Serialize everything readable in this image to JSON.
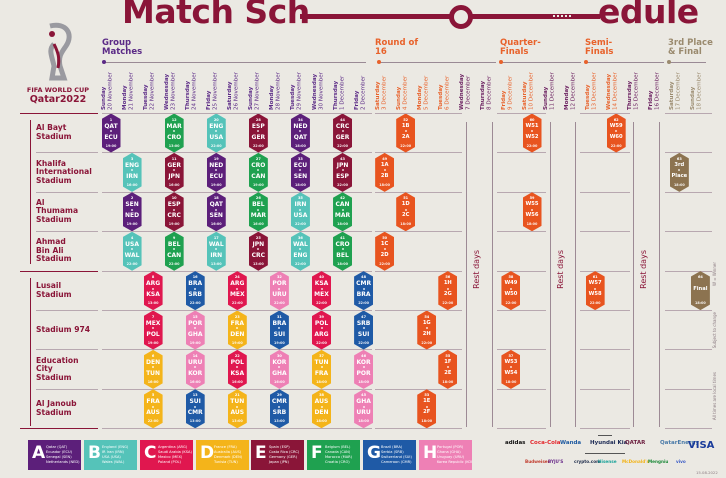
{
  "title": {
    "part1": "Match Sch",
    "part2": "edule"
  },
  "logo": {
    "line1": "FIFA WORLD CUP",
    "line2": "Qatar2022"
  },
  "stages": [
    {
      "label": "Group Matches",
      "color": "#5b2a86"
    },
    {
      "label": "Round of 16",
      "color": "#e8622b"
    },
    {
      "label": "Quarter-Finals",
      "color": "#e8622b"
    },
    {
      "label": "Semi-Finals",
      "color": "#e8622b"
    },
    {
      "label": "3rd Place & Final",
      "color": "#9a8a6e"
    }
  ],
  "days": [
    {
      "day": "Sunday",
      "date": "20 November",
      "color": "#5b2a86"
    },
    {
      "day": "Monday",
      "date": "21 November",
      "color": "#5b2a86"
    },
    {
      "day": "Tuesday",
      "date": "22 November",
      "color": "#5b2a86"
    },
    {
      "day": "Wednesday",
      "date": "23 November",
      "color": "#5b2a86"
    },
    {
      "day": "Thursday",
      "date": "24 November",
      "color": "#5b2a86"
    },
    {
      "day": "Friday",
      "date": "25 November",
      "color": "#5b2a86"
    },
    {
      "day": "Saturday",
      "date": "26 November",
      "color": "#5b2a86"
    },
    {
      "day": "Sunday",
      "date": "27 November",
      "color": "#5b2a86"
    },
    {
      "day": "Monday",
      "date": "28 November",
      "color": "#5b2a86"
    },
    {
      "day": "Tuesday",
      "date": "29 November",
      "color": "#5b2a86"
    },
    {
      "day": "Wednesday",
      "date": "30 November",
      "color": "#5b2a86"
    },
    {
      "day": "Thursday",
      "date": "1 December",
      "color": "#5b2a86"
    },
    {
      "day": "Friday",
      "date": "2 December",
      "color": "#5b2a86"
    },
    {
      "day": "Saturday",
      "date": "3 December",
      "color": "#e8622b"
    },
    {
      "day": "Sunday",
      "date": "4 December",
      "color": "#e8622b"
    },
    {
      "day": "Monday",
      "date": "5 December",
      "color": "#e8622b"
    },
    {
      "day": "Tuesday",
      "date": "6 December",
      "color": "#e8622b"
    },
    {
      "day": "Wednesday",
      "date": "7 December",
      "color": "#6b2060"
    },
    {
      "day": "Thursday",
      "date": "8 December",
      "color": "#6b2060"
    },
    {
      "day": "Friday",
      "date": "9 December",
      "color": "#e8622b"
    },
    {
      "day": "Saturday",
      "date": "10 December",
      "color": "#e8622b"
    },
    {
      "day": "Sunday",
      "date": "11 December",
      "color": "#6b2060"
    },
    {
      "day": "Monday",
      "date": "12 December",
      "color": "#6b2060"
    },
    {
      "day": "Tuesday",
      "date": "13 December",
      "color": "#e8622b"
    },
    {
      "day": "Wednesday",
      "date": "14 December",
      "color": "#e8622b"
    },
    {
      "day": "Thursday",
      "date": "15 December",
      "color": "#6b2060"
    },
    {
      "day": "Friday",
      "date": "16 December",
      "color": "#6b2060"
    },
    {
      "day": "Saturday",
      "date": "17 December",
      "color": "#9a8a6e"
    },
    {
      "day": "Sunday",
      "date": "18 December",
      "color": "#9a8a6e"
    }
  ],
  "stadiums": [
    {
      "name": "Al Bayt Stadium",
      "lines": [
        "Al Bayt",
        "Stadium"
      ]
    },
    {
      "name": "Khalifa International Stadium",
      "lines": [
        "Khalifa",
        "International",
        "Stadium"
      ]
    },
    {
      "name": "Al Thumama Stadium",
      "lines": [
        "Al",
        "Thumama",
        "Stadium"
      ]
    },
    {
      "name": "Ahmad Bin Ali Stadium",
      "lines": [
        "Ahmad",
        "Bin Ali",
        "Stadium"
      ]
    },
    {
      "name": "Lusail Stadium",
      "lines": [
        "Lusail",
        "Stadium"
      ]
    },
    {
      "name": "Stadium 974",
      "lines": [
        "Stadium 974"
      ]
    },
    {
      "name": "Education City Stadium",
      "lines": [
        "Education",
        "City",
        "Stadium"
      ]
    },
    {
      "name": "Al Janoub Stadium",
      "lines": [
        "Al Janoub",
        "Stadium"
      ]
    }
  ],
  "rest_label": "Rest days",
  "group_colors": {
    "A": "#5c1f7a",
    "B": "#55c3b9",
    "C": "#e0174f",
    "D": "#f4b41a",
    "E": "#8a1538",
    "F": "#1fa150",
    "G": "#1f5aa6",
    "H": "#ee80b5",
    "KO": "#e8541f",
    "F3": "#8c7350"
  },
  "matches": [
    {
      "n": "1",
      "s": 0,
      "d": 0,
      "g": "A",
      "t1": "QAT",
      "t2": "ECU",
      "time": "19:00"
    },
    {
      "n": "12",
      "s": 0,
      "d": 3,
      "g": "F",
      "t1": "MAR",
      "t2": "CRO",
      "time": "13:00"
    },
    {
      "n": "20",
      "s": 0,
      "d": 5,
      "g": "B",
      "t1": "ENG",
      "t2": "USA",
      "time": "22:00"
    },
    {
      "n": "28",
      "s": 0,
      "d": 7,
      "g": "E",
      "t1": "ESP",
      "t2": "GER",
      "time": "22:00"
    },
    {
      "n": "34",
      "s": 0,
      "d": 9,
      "g": "A",
      "t1": "NED",
      "t2": "QAT",
      "time": "18:00"
    },
    {
      "n": "44",
      "s": 0,
      "d": 11,
      "g": "E",
      "t1": "CRC",
      "t2": "GER",
      "time": "22:00"
    },
    {
      "n": "52",
      "s": 0,
      "d": 14,
      "g": "KO",
      "t1": "1B",
      "t2": "2A",
      "time": "22:00"
    },
    {
      "n": "60",
      "s": 0,
      "d": 20,
      "g": "KO",
      "t1": "W51",
      "t2": "W52",
      "time": "22:00"
    },
    {
      "n": "62",
      "s": 0,
      "d": 24,
      "g": "KO",
      "t1": "W59",
      "t2": "W60",
      "time": "22:00"
    },
    {
      "n": "3",
      "s": 1,
      "d": 1,
      "g": "B",
      "t1": "ENG",
      "t2": "IRN",
      "time": "16:00"
    },
    {
      "n": "11",
      "s": 1,
      "d": 3,
      "g": "E",
      "t1": "GER",
      "t2": "JPN",
      "time": "16:00"
    },
    {
      "n": "19",
      "s": 1,
      "d": 5,
      "g": "A",
      "t1": "NED",
      "t2": "ECU",
      "time": "19:00"
    },
    {
      "n": "27",
      "s": 1,
      "d": 7,
      "g": "F",
      "t1": "CRO",
      "t2": "CAN",
      "time": "19:00"
    },
    {
      "n": "33",
      "s": 1,
      "d": 9,
      "g": "A",
      "t1": "ECU",
      "t2": "SEN",
      "time": "18:00"
    },
    {
      "n": "43",
      "s": 1,
      "d": 11,
      "g": "E",
      "t1": "JPN",
      "t2": "ESP",
      "time": "22:00"
    },
    {
      "n": "49",
      "s": 1,
      "d": 13,
      "g": "KO",
      "t1": "1A",
      "t2": "2B",
      "time": "18:00"
    },
    {
      "n": "63",
      "s": 1,
      "d": 27,
      "g": "F3",
      "t1": "3rd",
      "t2": "Place",
      "time": "18:00"
    },
    {
      "n": "2",
      "s": 2,
      "d": 1,
      "g": "A",
      "t1": "SEN",
      "t2": "NED",
      "time": "19:00"
    },
    {
      "n": "10",
      "s": 2,
      "d": 3,
      "g": "E",
      "t1": "ESP",
      "t2": "CRC",
      "time": "19:00"
    },
    {
      "n": "18",
      "s": 2,
      "d": 5,
      "g": "A",
      "t1": "QAT",
      "t2": "SEN",
      "time": "16:00"
    },
    {
      "n": "26",
      "s": 2,
      "d": 7,
      "g": "F",
      "t1": "BEL",
      "t2": "MAR",
      "time": "16:00"
    },
    {
      "n": "35",
      "s": 2,
      "d": 9,
      "g": "B",
      "t1": "IRN",
      "t2": "USA",
      "time": "22:00"
    },
    {
      "n": "42",
      "s": 2,
      "d": 11,
      "g": "F",
      "t1": "CAN",
      "t2": "MAR",
      "time": "18:00"
    },
    {
      "n": "51",
      "s": 2,
      "d": 14,
      "g": "KO",
      "t1": "1D",
      "t2": "2C",
      "time": "18:00"
    },
    {
      "n": "59",
      "s": 2,
      "d": 20,
      "g": "KO",
      "t1": "W55",
      "t2": "W56",
      "time": "18:00"
    },
    {
      "n": "4",
      "s": 3,
      "d": 1,
      "g": "B",
      "t1": "USA",
      "t2": "WAL",
      "time": "22:00"
    },
    {
      "n": "9",
      "s": 3,
      "d": 3,
      "g": "F",
      "t1": "BEL",
      "t2": "CAN",
      "time": "22:00"
    },
    {
      "n": "17",
      "s": 3,
      "d": 5,
      "g": "B",
      "t1": "WAL",
      "t2": "IRN",
      "time": "13:00"
    },
    {
      "n": "25",
      "s": 3,
      "d": 7,
      "g": "E",
      "t1": "JPN",
      "t2": "CRC",
      "time": "13:00"
    },
    {
      "n": "36",
      "s": 3,
      "d": 9,
      "g": "B",
      "t1": "WAL",
      "t2": "ENG",
      "time": "22:00"
    },
    {
      "n": "41",
      "s": 3,
      "d": 11,
      "g": "F",
      "t1": "CRO",
      "t2": "BEL",
      "time": "18:00"
    },
    {
      "n": "50",
      "s": 3,
      "d": 13,
      "g": "KO",
      "t1": "1C",
      "t2": "2D",
      "time": "22:00"
    },
    {
      "n": "8",
      "s": 4,
      "d": 2,
      "g": "C",
      "t1": "ARG",
      "t2": "KSA",
      "time": "13:00"
    },
    {
      "n": "16",
      "s": 4,
      "d": 4,
      "g": "G",
      "t1": "BRA",
      "t2": "SRB",
      "time": "22:00"
    },
    {
      "n": "24",
      "s": 4,
      "d": 6,
      "g": "C",
      "t1": "ARG",
      "t2": "MEX",
      "time": "22:00"
    },
    {
      "n": "32",
      "s": 4,
      "d": 8,
      "g": "H",
      "t1": "POR",
      "t2": "URU",
      "time": "22:00"
    },
    {
      "n": "40",
      "s": 4,
      "d": 10,
      "g": "C",
      "t1": "KSA",
      "t2": "MEX",
      "time": "22:00"
    },
    {
      "n": "48",
      "s": 4,
      "d": 12,
      "g": "G",
      "t1": "CMR",
      "t2": "BRA",
      "time": "22:00"
    },
    {
      "n": "56",
      "s": 4,
      "d": 16,
      "g": "KO",
      "t1": "1H",
      "t2": "2G",
      "time": "22:00"
    },
    {
      "n": "58",
      "s": 4,
      "d": 19,
      "g": "KO",
      "t1": "W49",
      "t2": "W50",
      "time": "22:00"
    },
    {
      "n": "61",
      "s": 4,
      "d": 23,
      "g": "KO",
      "t1": "W57",
      "t2": "W58",
      "time": "22:00"
    },
    {
      "n": "64",
      "s": 4,
      "d": 28,
      "g": "F3",
      "t1": "Final",
      "t2": "",
      "time": "18:00"
    },
    {
      "n": "7",
      "s": 5,
      "d": 2,
      "g": "C",
      "t1": "MEX",
      "t2": "POL",
      "time": "19:00"
    },
    {
      "n": "15",
      "s": 5,
      "d": 4,
      "g": "H",
      "t1": "POR",
      "t2": "GHA",
      "time": "19:00"
    },
    {
      "n": "23",
      "s": 5,
      "d": 6,
      "g": "D",
      "t1": "FRA",
      "t2": "DEN",
      "time": "19:00"
    },
    {
      "n": "31",
      "s": 5,
      "d": 8,
      "g": "G",
      "t1": "BRA",
      "t2": "SUI",
      "time": "19:00"
    },
    {
      "n": "39",
      "s": 5,
      "d": 10,
      "g": "C",
      "t1": "POL",
      "t2": "ARG",
      "time": "22:00"
    },
    {
      "n": "47",
      "s": 5,
      "d": 12,
      "g": "G",
      "t1": "SRB",
      "t2": "SUI",
      "time": "22:00"
    },
    {
      "n": "54",
      "s": 5,
      "d": 15,
      "g": "KO",
      "t1": "1G",
      "t2": "2H",
      "time": "22:00"
    },
    {
      "n": "6",
      "s": 6,
      "d": 2,
      "g": "D",
      "t1": "DEN",
      "t2": "TUN",
      "time": "16:00"
    },
    {
      "n": "14",
      "s": 6,
      "d": 4,
      "g": "H",
      "t1": "URU",
      "t2": "KOR",
      "time": "16:00"
    },
    {
      "n": "22",
      "s": 6,
      "d": 6,
      "g": "C",
      "t1": "POL",
      "t2": "KSA",
      "time": "16:00"
    },
    {
      "n": "30",
      "s": 6,
      "d": 8,
      "g": "H",
      "t1": "KOR",
      "t2": "GHA",
      "time": "16:00"
    },
    {
      "n": "37",
      "s": 6,
      "d": 10,
      "g": "D",
      "t1": "TUN",
      "t2": "FRA",
      "time": "18:00"
    },
    {
      "n": "46",
      "s": 6,
      "d": 12,
      "g": "H",
      "t1": "KOR",
      "t2": "POR",
      "time": "18:00"
    },
    {
      "n": "55",
      "s": 6,
      "d": 16,
      "g": "KO",
      "t1": "1F",
      "t2": "2E",
      "time": "18:00"
    },
    {
      "n": "57",
      "s": 6,
      "d": 19,
      "g": "KO",
      "t1": "W53",
      "t2": "W54",
      "time": "18:00"
    },
    {
      "n": "5",
      "s": 7,
      "d": 2,
      "g": "D",
      "t1": "FRA",
      "t2": "AUS",
      "time": "22:00"
    },
    {
      "n": "13",
      "s": 7,
      "d": 4,
      "g": "G",
      "t1": "SUI",
      "t2": "CMR",
      "time": "13:00"
    },
    {
      "n": "21",
      "s": 7,
      "d": 6,
      "g": "D",
      "t1": "TUN",
      "t2": "AUS",
      "time": "13:00"
    },
    {
      "n": "29",
      "s": 7,
      "d": 8,
      "g": "G",
      "t1": "CMR",
      "t2": "SRB",
      "time": "13:00"
    },
    {
      "n": "38",
      "s": 7,
      "d": 10,
      "g": "D",
      "t1": "AUS",
      "t2": "DEN",
      "time": "18:00"
    },
    {
      "n": "45",
      "s": 7,
      "d": 12,
      "g": "H",
      "t1": "GHA",
      "t2": "URU",
      "time": "18:00"
    },
    {
      "n": "53",
      "s": 7,
      "d": 15,
      "g": "KO",
      "t1": "1E",
      "t2": "2F",
      "time": "18:00"
    }
  ],
  "groups": [
    {
      "letter": "A",
      "teams": [
        "Qatar (QAT)",
        "Ecuador (ECU)",
        "Senegal (SEN)",
        "Netherlands (NED)"
      ]
    },
    {
      "letter": "B",
      "teams": [
        "England (ENG)",
        "IR Iran (IRN)",
        "USA (USA)",
        "Wales (WAL)"
      ]
    },
    {
      "letter": "C",
      "teams": [
        "Argentina (ARG)",
        "Saudi Arabia (KSA)",
        "Mexico (MEX)",
        "Poland (POL)"
      ]
    },
    {
      "letter": "D",
      "teams": [
        "France (FRA)",
        "Australia (AUS)",
        "Denmark (DEN)",
        "Tunisia (TUN)"
      ]
    },
    {
      "letter": "E",
      "teams": [
        "Spain (ESP)",
        "Costa Rica (CRC)",
        "Germany (GER)",
        "Japan (JPN)"
      ]
    },
    {
      "letter": "F",
      "teams": [
        "Belgium (BEL)",
        "Canada (CAN)",
        "Morocco (MAR)",
        "Croatia (CRO)"
      ]
    },
    {
      "letter": "G",
      "teams": [
        "Brazil (BRA)",
        "Serbia (SRB)",
        "Switzerland (SUI)",
        "Cameroon (CMR)"
      ]
    },
    {
      "letter": "H",
      "teams": [
        "Portugal (POR)",
        "Ghana (GHA)",
        "Uruguay (URU)",
        "Korea Republic (KOR)"
      ]
    }
  ],
  "sponsors": {
    "row1": [
      {
        "name": "adidas",
        "color": "#111111"
      },
      {
        "name": "Coca-Cola",
        "color": "#e4262b"
      },
      {
        "name": "Wanda",
        "color": "#1e5aa0"
      },
      {
        "name": "Hyundai Kia",
        "color": "#1c2a55"
      },
      {
        "name": "QATAR",
        "color": "#6b1d3e"
      },
      {
        "name": "QatarEnergy",
        "color": "#4a7aa8"
      },
      {
        "name": "VISA",
        "color": "#1a3c9b"
      }
    ],
    "row2": [
      {
        "name": "Budweiser",
        "color": "#c0392b"
      },
      {
        "name": "BYJU'S",
        "color": "#6a2c8a"
      },
      {
        "name": "crypto.com",
        "color": "#1d2b4a"
      },
      {
        "name": "Hisense",
        "color": "#1aa39a"
      },
      {
        "name": "McDonald's",
        "color": "#f2b316"
      },
      {
        "name": "Mengniu",
        "color": "#1e8a3a"
      },
      {
        "name": "vivo",
        "color": "#3a5bc7"
      }
    ]
  },
  "notes": [
    "W = Winner",
    "Subject to change",
    "All times are local times"
  ],
  "date_stamp": "15.08.2022"
}
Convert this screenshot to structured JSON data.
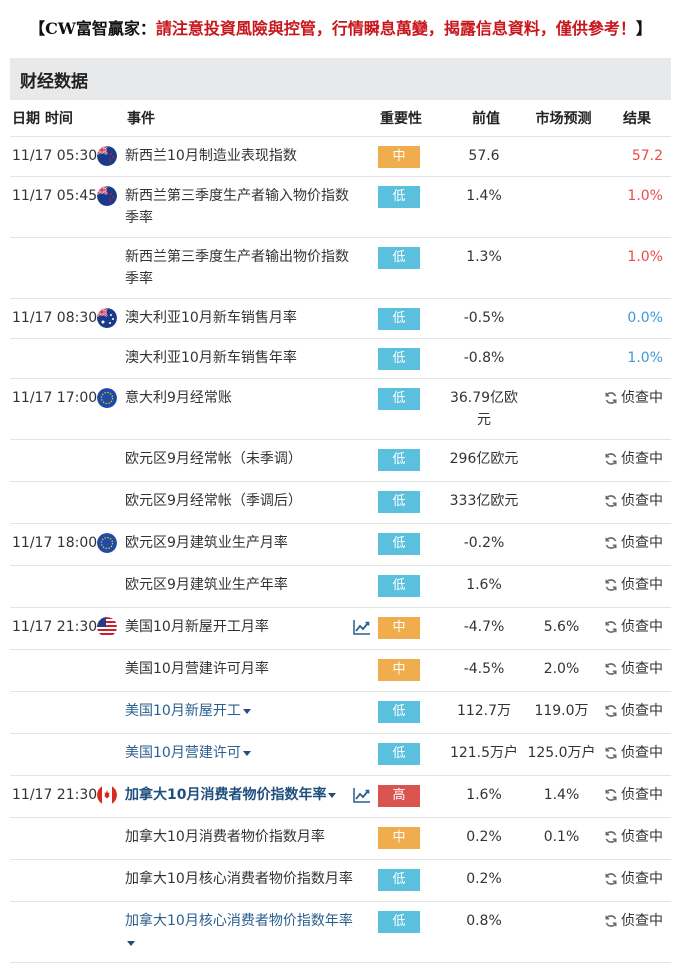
{
  "banner": {
    "lead": "【CW富智贏家：",
    "warning": "請注意投資風險與控管，行情瞬息萬變，揭露信息資料，僅供參考！",
    "close": "】"
  },
  "section": {
    "title": "财经数据"
  },
  "headers": {
    "time": "日期  时间",
    "event": "事件",
    "importance": "重要性",
    "previous": "前值",
    "forecast": "市场预测",
    "result": "结果"
  },
  "rows": [
    {
      "time": "11/17 05:30",
      "country": "nz",
      "event": "新西兰10月制造业表现指数",
      "importance": "中",
      "level": "mid",
      "previous": "57.6",
      "forecast": "",
      "result": "57.2",
      "result_style": "red"
    },
    {
      "time": "11/17 05:45",
      "country": "nz",
      "event": "新西兰第三季度生产者输入物价指数季率",
      "importance": "低",
      "level": "low",
      "previous": "1.4%",
      "forecast": "",
      "result": "1.0%",
      "result_style": "red"
    },
    {
      "time": "",
      "country": "",
      "event": "新西兰第三季度生产者输出物价指数季率",
      "importance": "低",
      "level": "low",
      "previous": "1.3%",
      "forecast": "",
      "result": "1.0%",
      "result_style": "red"
    },
    {
      "time": "11/17 08:30",
      "country": "au",
      "event": "澳大利亚10月新车销售月率",
      "importance": "低",
      "level": "low",
      "previous": "-0.5%",
      "forecast": "",
      "result": "0.0%",
      "result_style": "blue"
    },
    {
      "time": "",
      "country": "",
      "event": "澳大利亚10月新车销售年率",
      "importance": "低",
      "level": "low",
      "previous": "-0.8%",
      "forecast": "",
      "result": "1.0%",
      "result_style": "blue"
    },
    {
      "time": "11/17 17:00",
      "country": "eu",
      "event": "意大利9月经常账",
      "importance": "低",
      "level": "low",
      "previous": "36.79亿欧元",
      "forecast": "",
      "result": "侦查中",
      "result_style": "pending"
    },
    {
      "time": "",
      "country": "",
      "event": "欧元区9月经常帐（未季调）",
      "importance": "低",
      "level": "low",
      "previous": "296亿欧元",
      "forecast": "",
      "result": "侦查中",
      "result_style": "pending"
    },
    {
      "time": "",
      "country": "",
      "event": "欧元区9月经常帐（季调后）",
      "importance": "低",
      "level": "low",
      "previous": "333亿欧元",
      "forecast": "",
      "result": "侦查中",
      "result_style": "pending"
    },
    {
      "time": "11/17 18:00",
      "country": "eu",
      "event": "欧元区9月建筑业生产月率",
      "importance": "低",
      "level": "low",
      "previous": "-0.2%",
      "forecast": "",
      "result": "侦查中",
      "result_style": "pending"
    },
    {
      "time": "",
      "country": "",
      "event": "欧元区9月建筑业生产年率",
      "importance": "低",
      "level": "low",
      "previous": "1.6%",
      "forecast": "",
      "result": "侦查中",
      "result_style": "pending"
    },
    {
      "time": "11/17 21:30",
      "country": "us",
      "event": "美国10月新屋开工月率",
      "trend": true,
      "importance": "中",
      "level": "mid",
      "previous": "-4.7%",
      "forecast": "5.6%",
      "result": "侦查中",
      "result_style": "pending"
    },
    {
      "time": "",
      "country": "",
      "event": "美国10月营建许可月率",
      "importance": "中",
      "level": "mid",
      "previous": "-4.5%",
      "forecast": "2.0%",
      "result": "侦查中",
      "result_style": "pending"
    },
    {
      "time": "",
      "country": "",
      "event": "美国10月新屋开工",
      "event_style": "link",
      "caret": true,
      "importance": "低",
      "level": "low",
      "previous": "112.7万",
      "forecast": "119.0万",
      "result": "侦查中",
      "result_style": "pending"
    },
    {
      "time": "",
      "country": "",
      "event": "美国10月营建许可",
      "event_style": "link",
      "caret": true,
      "importance": "低",
      "level": "low",
      "previous": "121.5万户",
      "forecast": "125.0万户",
      "result": "侦查中",
      "result_style": "pending"
    },
    {
      "time": "11/17 21:30",
      "country": "ca",
      "event": "加拿大10月消费者物价指数年率",
      "event_style": "bold",
      "caret": true,
      "trend": true,
      "importance": "高",
      "level": "high",
      "previous": "1.6%",
      "forecast": "1.4%",
      "result": "侦查中",
      "result_style": "pending"
    },
    {
      "time": "",
      "country": "",
      "event": "加拿大10月消费者物价指数月率",
      "importance": "中",
      "level": "mid",
      "previous": "0.2%",
      "forecast": "0.1%",
      "result": "侦查中",
      "result_style": "pending"
    },
    {
      "time": "",
      "country": "",
      "event": "加拿大10月核心消费者物价指数月率",
      "importance": "低",
      "level": "low",
      "previous": "0.2%",
      "forecast": "",
      "result": "侦查中",
      "result_style": "pending"
    },
    {
      "time": "",
      "country": "",
      "event": "加拿大10月核心消费者物价指数年率",
      "event_style": "link",
      "caret": true,
      "importance": "低",
      "level": "low",
      "previous": "0.8%",
      "forecast": "",
      "result": "侦查中",
      "result_style": "pending"
    }
  ]
}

☆ ☆ ☆ ☆ ☆ ☆ ☆

*EXERCISE DETAILS*
All lines holding the word "Finals" should be picked out and copied.

*WRITTEN ANSWER*
      "label": "Quarter-Finals",
      "label": "Semi-Finals",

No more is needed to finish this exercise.